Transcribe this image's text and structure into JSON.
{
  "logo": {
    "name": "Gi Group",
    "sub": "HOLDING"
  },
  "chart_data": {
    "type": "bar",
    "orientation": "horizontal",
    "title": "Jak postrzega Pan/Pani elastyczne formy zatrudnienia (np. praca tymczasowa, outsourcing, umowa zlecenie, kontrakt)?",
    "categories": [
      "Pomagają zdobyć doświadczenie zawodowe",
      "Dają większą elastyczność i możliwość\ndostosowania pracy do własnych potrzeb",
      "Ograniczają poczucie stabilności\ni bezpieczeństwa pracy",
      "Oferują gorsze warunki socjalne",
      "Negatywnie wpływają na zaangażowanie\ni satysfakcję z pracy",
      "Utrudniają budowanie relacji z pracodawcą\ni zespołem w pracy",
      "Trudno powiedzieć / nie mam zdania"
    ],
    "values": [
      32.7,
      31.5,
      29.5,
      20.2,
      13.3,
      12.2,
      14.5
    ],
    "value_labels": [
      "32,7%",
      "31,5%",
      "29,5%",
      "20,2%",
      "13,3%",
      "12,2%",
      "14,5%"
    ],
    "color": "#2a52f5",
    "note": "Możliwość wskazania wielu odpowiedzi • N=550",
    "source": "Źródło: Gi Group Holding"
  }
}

-=-=-

> TASK BRIEF
Nothing in the data may differ; print all of it exactly as written.

> WRITTEN RESPONSE
Transcribe this image's text and structure into JSON.
{
  "logo": {
    "name": "Gi Group",
    "sub": "HOLDING"
  },
  "chart_data": {
    "type": "bar",
    "orientation": "horizontal",
    "title": "Jak postrzega Pan/Pani elastyczne formy zatrudnienia (np. praca tymczasowa, outsourcing, umowa zlecenie, kontrakt)?",
    "categories": [
      "Pomagają zdobyć doświadczenie zawodowe",
      "Dają większą elastyczność i możliwość\ndostosowania pracy do własnych potrzeb",
      "Ograniczają poczucie stabilności\ni bezpieczeństwa pracy",
      "Oferują gorsze warunki socjalne",
      "Negatywnie wpływają na zaangażowanie\ni satysfakcję z pracy",
      "Utrudniają budowanie relacji z pracodawcą\ni zespołem w pracy",
      "Trudno powiedzieć / nie mam zdania"
    ],
    "values": [
      32.7,
      31.5,
      29.5,
      20.2,
      13.3,
      12.2,
      14.5
    ],
    "value_labels": [
      "32,7%",
      "31,5%",
      "29,5%",
      "20,2%",
      "13,3%",
      "12,2%",
      "14,5%"
    ],
    "color": "#2a52f5",
    "note": "Możliwość wskazania wielu odpowiedzi • N=550",
    "source": "Źródło: Gi Group Holding"
  }
}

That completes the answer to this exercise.